--- Task details ---
Restate all of the entries exactly, dropping any pictures they hold.

A run of records
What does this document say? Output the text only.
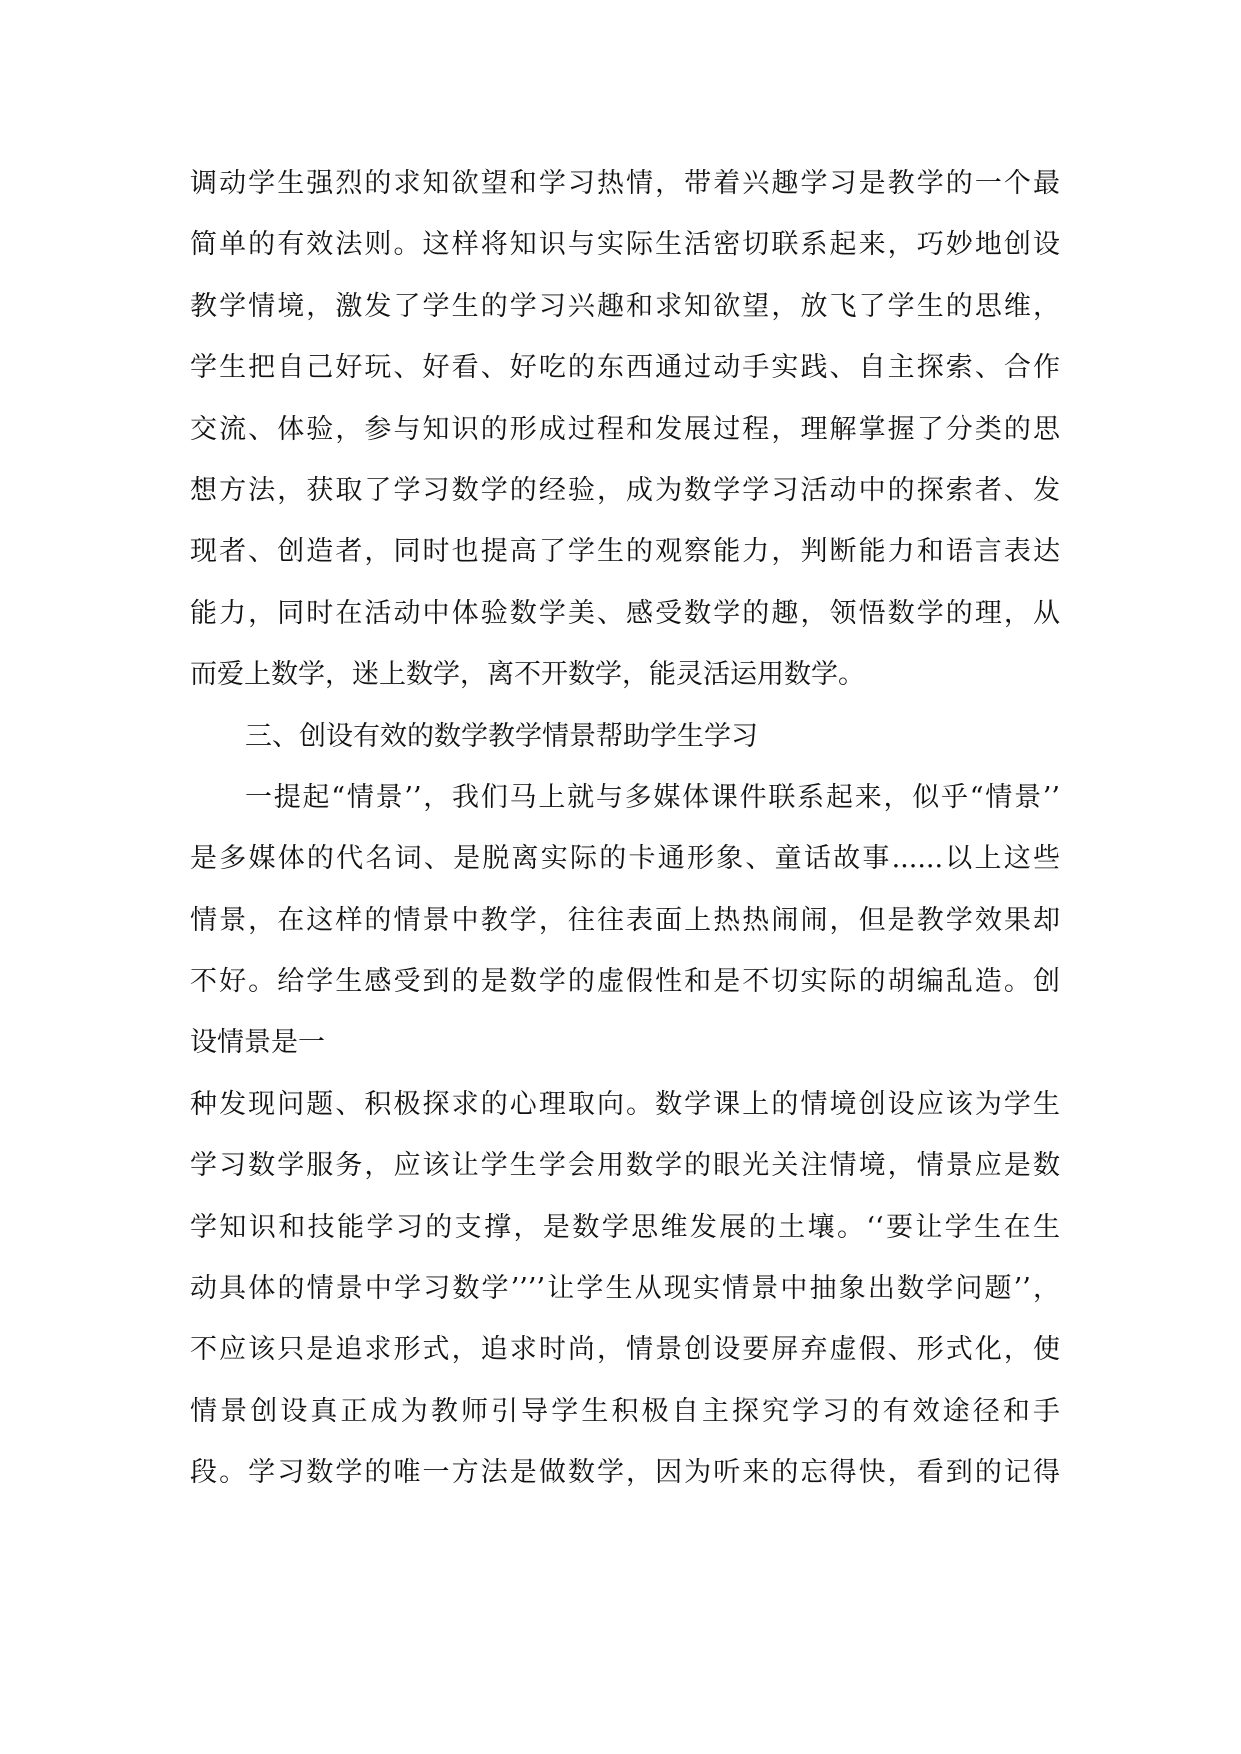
调动学生强烈的求知欲望和学习热情，带着兴趣学习是教学的一个最
简单的有效法则。这样将知识与实际生活密切联系起来，巧妙地创设
教学情境，激发了学生的学习兴趣和求知欲望，放飞了学生的思维，
学生把自己好玩、好看、好吃的东西通过动手实践、自主探索、合作
交流、体验，参与知识的形成过程和发展过程，理解掌握了分类的思
想方法，获取了学习数学的经验，成为数学学习活动中的探索者、发
现者、创造者，同时也提高了学生的观察能力，判断能力和语言表达
能力，同时在活动中体验数学美、感受数学的趣，领悟数学的理，从
而爱上数学，迷上数学，离不开数学，能灵活运用数学。
三、创设有效的数学教学情景帮助学生学习
一提起“情景’’，我们马上就与多媒体课件联系起来，似乎“情景’’
是多媒体的代名词、是脱离实际的卡通形象、童话故事......以上这些
情景，在这样的情景中教学，往往表面上热热闹闹，但是教学效果却
不好。给学生感受到的是数学的虚假性和是不切实际的胡编乱造。创
设情景是一
种发现问题、积极探求的心理取向。数学课上的情境创设应该为学生
学习数学服务，应该让学生学会用数学的眼光关注情境，情景应是数
学知识和技能学习的支撑，是数学思维发展的土壤。‘‘要让学生在生
动具体的情景中学习数学’’’’让学生从现实情景中抽象出数学问题’’，
不应该只是追求形式，追求时尚，情景创设要屏弃虚假、形式化，使
情景创设真正成为教师引导学生积极自主探究学习的有效途径和手
段。学习数学的唯一方法是做数学，因为听来的忘得快，看到的记得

--- Task response ---
What does this document say? Output the text only.
调动学生强烈的求知欲望和学习热情，带着兴趣学习是教学的一个最
简单的有效法则。这样将知识与实际生活密切联系起来，巧妙地创设
教学情境，激发了学生的学习兴趣和求知欲望，放飞了学生的思维，
学生把自己好玩、好看、好吃的东西通过动手实践、自主探索、合作
交流、体验，参与知识的形成过程和发展过程，理解掌握了分类的思
想方法，获取了学习数学的经验，成为数学学习活动中的探索者、发
现者、创造者，同时也提高了学生的观察能力，判断能力和语言表达
能力，同时在活动中体验数学美、感受数学的趣，领悟数学的理，从
而爱上数学，迷上数学，离不开数学，能灵活运用数学。
三、创设有效的数学教学情景帮助学生学习
一提起“情景’’，我们马上就与多媒体课件联系起来，似乎“情景’’
是多媒体的代名词、是脱离实际的卡通形象、童话故事......以上这些
情景，在这样的情景中教学，往往表面上热热闹闹，但是教学效果却
不好。给学生感受到的是数学的虚假性和是不切实际的胡编乱造。创
设情景是一
种发现问题、积极探求的心理取向。数学课上的情境创设应该为学生
学习数学服务，应该让学生学会用数学的眼光关注情境，情景应是数
学知识和技能学习的支撑，是数学思维发展的土壤。‘‘要让学生在生
动具体的情景中学习数学’’’’让学生从现实情景中抽象出数学问题’’，
不应该只是追求形式，追求时尚，情景创设要屏弃虚假、形式化，使
情景创设真正成为教师引导学生积极自主探究学习的有效途径和手
段。学习数学的唯一方法是做数学，因为听来的忘得快，看到的记得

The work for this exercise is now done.